• 引用文
┏━━
Vol.36 No.Supplement

一般口演
消化器:肝細胞癌1

(S378)

高分化肝細胞癌の診断におけるソナゾイド超音波とプリモビストMRIの有用性

Contrast enhanced US with sonazoid and MRI with Gd-EOB-DTPA for the diagnosis of early hepatocellular carcinoma

河田 奈都子1, 田中 幸子2, 高倉 玲奈2, 高野 保奈2, 三栖 弘三3, 福田 順子2, 川口 司1, 玉井 知英1, 今中 和穗1, 中泉 明彦2, 松永 隆4

Natsuko KAWADA1, Sachiko TANAKA2, Rena TAKAKURA2, Yasuna TAKANO2, Kouzou MISU3, Junko FUKUDA2, Tsukasa KAWAGUCHI1, Chie TAMAI1, Kazuho IMANAKA1, Akihiko NAKAIZUMI2, Takashi MATSUNAGA4

1大阪府立成人病センター肝胆膵内科, 2大阪府立成人病センター検診部, 3大阪府立成人病センター超音波検査室, 4大阪府立成人病センター医療情報部

1Department of Hepatology, Osaka Medical Center for Cancer and Cardiovascular Diseases, 2Department of Cancer Survey, Osaka Medical Center for Cancer and Cardiovascular Diseases, 3Laboratory of Ultrasonics, Osaka Medical Center for Cancer and Cardiovascular Diseases, 4Department of mMedical Informatics, Osaka Medical Center for Cancer and Cardiovascular Diseases

キーワード :

【目的】
初期の高分化型肝細胞癌においては典型的な動脈血流優位の画像が得られず血流画像診断には限界がある.血流以外の情報が得られる造影画像としてソナゾイド造影超音波検査によるKupffer細胞相およびEOBプリモビスト造影MRI検査による肝細胞相が最近注目されている.これらの画像情報の有用性につき検討する.
【方法】
当院では初発および画像上典型像を示さない肝細胞癌疑いの肝腫瘤に対して各種画像検査と肝生検を行っている.対象は組織学的に肝細胞癌であることが確認された上記肝腫瘤のうち,同時期にダイナミック造影MDCT検査,ソナゾイド造影超音波検査,EOBプリモビスト造影MRI検査のすべてを行った5結節とした.それぞれの検査において各相でいかなる画像所見を呈したかを比較した.
【結果】
(1)ダイナミックMDCT検査にて早期濃染を認めなかった2結節について:ソナゾイドKupffer相,プリモビスト肝細胞相ではいずれの結節も各々低エコー,低信号を示した.また,1結節ではプリモビストにて早期濃染,後期でのwash outを示した.(2)ダイナミックMDCT検査で早期濃染色を認めた初発肝細胞癌の3結節について:いずれの結節もソナゾイドでは同様の早期濃染を認めたが,プリモビストでは1結節で早期後期相のいずれも等信号を呈した.ソナゾイドKupffer相では3結節中2結節が低エコーを示し,1結節は等エコーであった.これに対して,プリモビスト肝細胞相では低信号,等信号,高信号が各々1例ずつで,高信号を呈した結節の肝生検では胆汁産生を認めた.
【結論】
早期濃染を示さず血流画像上肝細胞癌の診断が困難な病変であっても,ソナゾイド造影超音波検査のKupffer相で低エコー,あるいはEOBプリモビスト造影MRI検査の肝細胞相で低信号を認めれば肝細胞癌と診断できる可能性が示された.早期濃染についてはダイナミック造影MDCT検査にて指摘されプリモビストでは指摘されない例や逆にMDCTで指摘できないがソナゾイド,プリモビストで指摘される例もあり,同一病変でも血流画像所見が異なる可能性が示された.今後さらに症例を追加して検討の予定である.
┗━━
• 演習課題
A) 引用文のうち「河田 奈都子1, 田中」から「情報の有用性につき検討する.」までを、両端を含めて一字一句そのまま書き写してください。
B) 引用文の「当院では初発および」で始まる段落を、主な事実を保ったまま簡潔な箇条書きに改めてください。
解答には引用文の内容のみを用いてください。

• 項目一覧
┏━━
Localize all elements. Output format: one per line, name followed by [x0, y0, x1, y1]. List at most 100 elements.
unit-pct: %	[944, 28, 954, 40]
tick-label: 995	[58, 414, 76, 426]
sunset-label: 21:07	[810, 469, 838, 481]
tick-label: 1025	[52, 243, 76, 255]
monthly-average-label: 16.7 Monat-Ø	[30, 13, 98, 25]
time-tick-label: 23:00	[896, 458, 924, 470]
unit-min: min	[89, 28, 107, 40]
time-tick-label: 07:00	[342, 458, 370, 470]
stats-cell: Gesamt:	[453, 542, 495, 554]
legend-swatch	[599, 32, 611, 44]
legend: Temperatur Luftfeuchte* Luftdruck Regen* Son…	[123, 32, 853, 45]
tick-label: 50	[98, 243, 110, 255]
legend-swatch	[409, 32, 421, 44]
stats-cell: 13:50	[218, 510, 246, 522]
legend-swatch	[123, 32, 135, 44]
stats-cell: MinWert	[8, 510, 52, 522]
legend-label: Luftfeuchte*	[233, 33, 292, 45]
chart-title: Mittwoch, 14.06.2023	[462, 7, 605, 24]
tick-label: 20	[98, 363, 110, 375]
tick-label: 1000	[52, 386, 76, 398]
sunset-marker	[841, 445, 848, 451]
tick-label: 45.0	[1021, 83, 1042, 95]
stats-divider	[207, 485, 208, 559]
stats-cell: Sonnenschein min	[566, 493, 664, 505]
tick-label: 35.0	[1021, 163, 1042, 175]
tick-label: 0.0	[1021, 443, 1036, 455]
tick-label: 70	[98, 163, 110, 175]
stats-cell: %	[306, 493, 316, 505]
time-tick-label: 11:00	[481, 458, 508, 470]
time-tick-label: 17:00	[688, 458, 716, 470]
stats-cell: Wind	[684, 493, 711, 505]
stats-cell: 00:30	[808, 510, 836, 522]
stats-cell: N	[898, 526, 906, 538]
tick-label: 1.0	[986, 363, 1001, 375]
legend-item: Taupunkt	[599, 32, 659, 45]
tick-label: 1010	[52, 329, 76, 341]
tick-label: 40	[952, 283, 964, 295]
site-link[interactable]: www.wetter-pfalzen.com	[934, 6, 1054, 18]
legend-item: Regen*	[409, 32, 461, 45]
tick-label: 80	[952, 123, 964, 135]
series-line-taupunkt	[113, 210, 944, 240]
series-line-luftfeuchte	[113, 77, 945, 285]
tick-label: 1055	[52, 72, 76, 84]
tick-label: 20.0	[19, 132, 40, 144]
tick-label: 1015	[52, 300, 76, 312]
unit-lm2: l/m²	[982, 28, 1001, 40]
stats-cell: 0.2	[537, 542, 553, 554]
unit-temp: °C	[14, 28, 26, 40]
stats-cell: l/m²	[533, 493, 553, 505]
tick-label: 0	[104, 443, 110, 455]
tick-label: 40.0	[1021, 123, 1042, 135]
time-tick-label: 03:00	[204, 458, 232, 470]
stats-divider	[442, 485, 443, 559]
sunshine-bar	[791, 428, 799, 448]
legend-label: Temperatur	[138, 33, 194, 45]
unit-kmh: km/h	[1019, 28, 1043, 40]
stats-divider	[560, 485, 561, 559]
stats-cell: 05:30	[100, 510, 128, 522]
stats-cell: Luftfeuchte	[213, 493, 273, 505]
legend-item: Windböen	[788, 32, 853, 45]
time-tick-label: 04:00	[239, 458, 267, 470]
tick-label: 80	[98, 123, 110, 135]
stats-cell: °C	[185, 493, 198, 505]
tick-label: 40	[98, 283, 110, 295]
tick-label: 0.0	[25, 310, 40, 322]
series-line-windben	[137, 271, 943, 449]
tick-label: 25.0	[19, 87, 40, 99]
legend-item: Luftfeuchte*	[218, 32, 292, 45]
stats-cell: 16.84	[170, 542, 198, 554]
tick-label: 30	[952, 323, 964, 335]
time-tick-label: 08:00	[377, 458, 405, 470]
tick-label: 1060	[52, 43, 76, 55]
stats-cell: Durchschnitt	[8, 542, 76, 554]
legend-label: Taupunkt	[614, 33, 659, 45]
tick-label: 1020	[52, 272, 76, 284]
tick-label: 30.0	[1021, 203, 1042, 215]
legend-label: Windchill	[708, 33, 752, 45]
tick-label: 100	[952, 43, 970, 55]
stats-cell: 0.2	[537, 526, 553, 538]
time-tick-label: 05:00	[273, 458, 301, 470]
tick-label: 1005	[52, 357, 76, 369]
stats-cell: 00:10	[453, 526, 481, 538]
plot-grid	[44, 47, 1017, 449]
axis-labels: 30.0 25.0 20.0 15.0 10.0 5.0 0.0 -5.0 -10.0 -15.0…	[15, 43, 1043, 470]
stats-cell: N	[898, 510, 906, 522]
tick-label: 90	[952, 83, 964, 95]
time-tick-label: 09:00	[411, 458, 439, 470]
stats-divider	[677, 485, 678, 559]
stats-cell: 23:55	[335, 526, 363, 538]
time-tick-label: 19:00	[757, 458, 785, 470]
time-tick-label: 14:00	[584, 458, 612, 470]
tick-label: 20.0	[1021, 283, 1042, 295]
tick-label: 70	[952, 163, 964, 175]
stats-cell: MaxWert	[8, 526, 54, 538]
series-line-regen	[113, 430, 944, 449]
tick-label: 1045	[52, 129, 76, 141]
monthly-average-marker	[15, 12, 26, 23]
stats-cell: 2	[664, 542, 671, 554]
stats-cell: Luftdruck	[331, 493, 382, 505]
┗━━
• 解答例
A)
河田 奈都子1, 田中 幸子2, 高倉 玲奈2, 高野 保奈2, 三栖 弘三3, 福田 順子2, 川口 司1, 玉井 知英1, 今中 和穗1, 中泉 明彦2, 松永 隆4

Natsuko KAWADA1, Sachiko TANAKA2, Rena TAKAKURA2, Yasuna TAKANO2, Kouzou MISU3, Junko FUKUDA2, Tsukasa KAWAGUCHI1, Chie TAMAI1, Kazuho IMANAKA1, Akihiko NAKAIZUMI2, Takashi MATSUNAGA4

1大阪府立成人病センター肝胆膵内科, 2大阪府立成人病センター検診部, 3大阪府立成人病センター超音波検査室, 4大阪府立成人病センター医療情報部

1Department of Hepatology, Osaka Medical Center for Cancer and Cardiovascular Diseases, 2Department of Cancer Survey, Osaka Medical Center for Cancer and Cardiovascular Diseases, 3Laboratory of Ultrasonics, Osaka Medical Center for Cancer and Cardiovascular Diseases, 4Department of mMedical Informatics, Osaka Medical Center for Cancer and Cardiovascular Diseases

キーワード :

【目的】
初期の高分化型肝細胞癌においては典型的な動脈血流優位の画像が得られず血流画像診断には限界がある.血流以外の情報が得られる造影画像としてソナゾイド造影超音波検査によるKupffer細胞相およびEOBプリモビスト造影MRI検査による肝細胞相が最近注目されている.これらの画像情報の有用性につき検討する.

B)
- 当院では、初発の肝腫瘤、および画像上典型像を示さない肝細胞癌疑いの肝腫瘤に対し、各種画像検査と肝生検を実施している。
- 対象は、組織学的に肝細胞癌と確認された上記肝腫瘤のうち、同時期に次の3検査をすべて受けた5結節である。
  - ダイナミック造影MDCT検査
  - ソナゾイド造影超音波検査
  - EOBプリモビスト造影MRI検査
- 各検査の各相で示された画像所見を比較した。